Input records start

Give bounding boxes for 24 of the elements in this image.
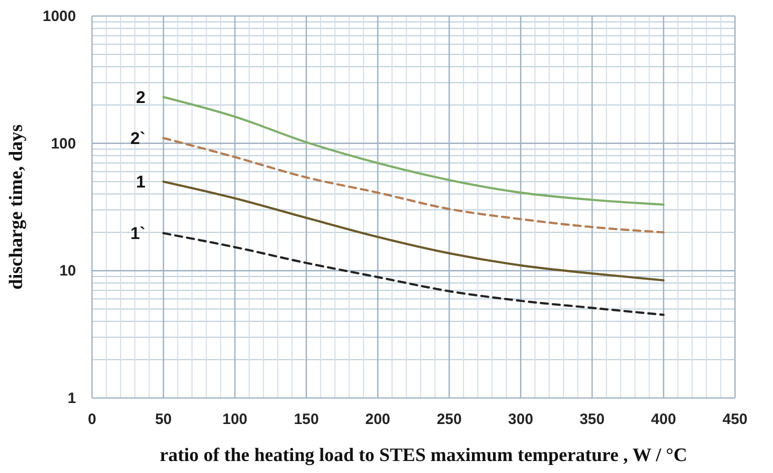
x-tick-label: 100 <box>222 411 248 428</box>
y-tick-label: 100 <box>50 135 76 152</box>
x-tick-label: 250 <box>436 411 462 428</box>
series-label: 2 <box>136 88 146 108</box>
line-series <box>162 232 665 316</box>
x-tick-label: 150 <box>294 411 319 428</box>
x-tick-label: 450 <box>722 411 748 428</box>
y-tick-label: 1 <box>68 390 76 407</box>
x-tick-label: 400 <box>651 411 676 428</box>
series-label: 2` <box>130 129 146 148</box>
x-tick-label: 50 <box>155 411 172 428</box>
y-axis-title: discharge time, days <box>6 124 27 290</box>
x-tick-label: 300 <box>508 411 534 428</box>
x-tick-label: 200 <box>365 411 390 428</box>
x-tick-label: 350 <box>580 411 605 428</box>
series-label: 1` <box>130 224 146 244</box>
line-series <box>162 180 665 282</box>
x-tick-label: 0 <box>88 411 96 428</box>
x-axis-title: ratio of the heating load to STES maximum temperature , W / °C <box>160 445 688 466</box>
y-tick-label: 1000 <box>42 8 76 25</box>
line-series <box>162 96 665 206</box>
y-tick-label: 10 <box>59 262 76 280</box>
line-series <box>162 136 665 234</box>
series-label: 1 <box>136 172 146 192</box>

Input records end

**Exercise:** Return the material above verbatim, line by line, and omit any pictures from your answer.

**Right answer:**
Give bounding boxes for 24 of the elements in this image.
x-tick-label: 100 <box>222 411 248 428</box>
y-tick-label: 100 <box>50 135 76 152</box>
x-tick-label: 250 <box>436 411 462 428</box>
series-label: 2 <box>136 88 146 108</box>
line-series <box>162 232 665 316</box>
x-tick-label: 150 <box>294 411 319 428</box>
x-tick-label: 450 <box>722 411 748 428</box>
y-tick-label: 1 <box>68 390 76 407</box>
x-tick-label: 400 <box>651 411 676 428</box>
series-label: 2` <box>130 129 146 148</box>
x-tick-label: 50 <box>155 411 172 428</box>
y-axis-title: discharge time, days <box>6 124 27 290</box>
x-tick-label: 300 <box>508 411 534 428</box>
x-tick-label: 200 <box>365 411 390 428</box>
x-tick-label: 350 <box>580 411 605 428</box>
series-label: 1` <box>130 224 146 244</box>
line-series <box>162 180 665 282</box>
x-tick-label: 0 <box>88 411 96 428</box>
x-axis-title: ratio of the heating load to STES maximum temperature , W / °C <box>160 445 688 466</box>
y-tick-label: 1000 <box>42 8 76 25</box>
line-series <box>162 96 665 206</box>
y-tick-label: 10 <box>59 262 76 280</box>
line-series <box>162 136 665 234</box>
series-label: 1 <box>136 172 146 192</box>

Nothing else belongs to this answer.